| Saved entries |
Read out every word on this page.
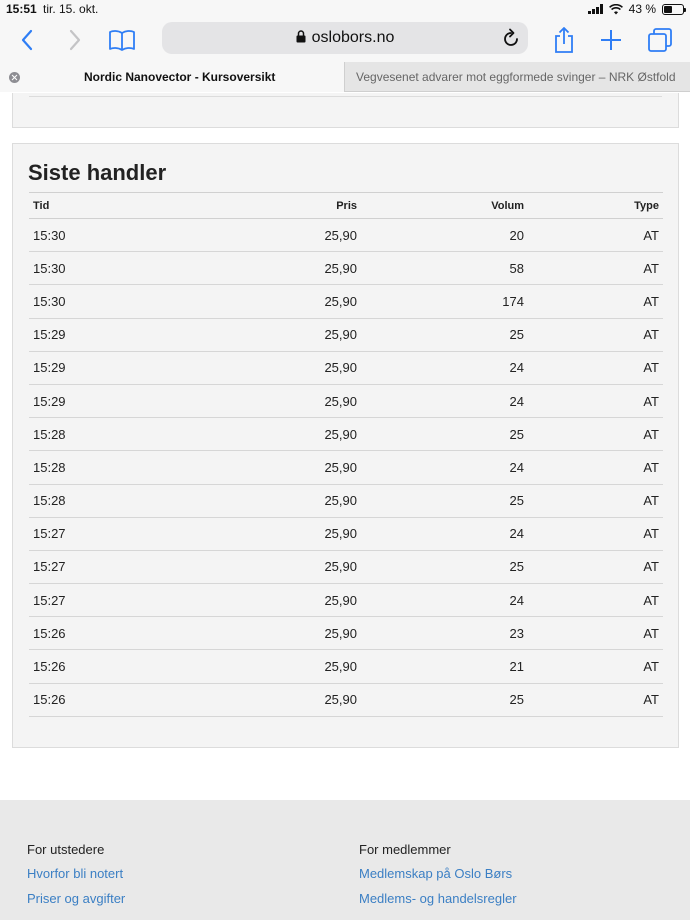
15:51 tir. 15. okt.	43 %
oslobors.no
Nordic Nanovector - Kursoversikt	Vegvesenet advarer mot eggformede svinger – NRK Østfold
Siste handler
Tid	Pris	Volum	Type
15:30	25,90	20	AT
15:30	25,90	58	AT
15:30	25,90	174	AT
15:29	25,90	25	AT
15:29	25,90	24	AT
15:29	25,90	24	AT
15:28	25,90	25	AT
15:28	25,90	24	AT
15:28	25,90	25	AT
15:27	25,90	24	AT
15:27	25,90	25	AT
15:27	25,90	24	AT
15:26	25,90	23	AT
15:26	25,90	21	AT
15:26	25,90	25	AT
For utstedere
Hvorfor bli notert
Priser og avgifter
For medlemmer
Medlemskap på Oslo Børs
Medlems- og handelsregler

| Do this |
Quote every line of the records above exactly; no picture is to be copied.

| Exercise result |
Read out every word on this page.
15:51 tir. 15. okt.	43 %
oslobors.no
Nordic Nanovector - Kursoversikt	Vegvesenet advarer mot eggformede svinger – NRK Østfold
Siste handler
Tid	Pris	Volum	Type
15:30	25,90	20	AT
15:30	25,90	58	AT
15:30	25,90	174	AT
15:29	25,90	25	AT
15:29	25,90	24	AT
15:29	25,90	24	AT
15:28	25,90	25	AT
15:28	25,90	24	AT
15:28	25,90	25	AT
15:27	25,90	24	AT
15:27	25,90	25	AT
15:27	25,90	24	AT
15:26	25,90	23	AT
15:26	25,90	21	AT
15:26	25,90	25	AT
For utstedere
Hvorfor bli notert
Priser og avgifter
For medlemmer
Medlemskap på Oslo Børs
Medlems- og handelsregler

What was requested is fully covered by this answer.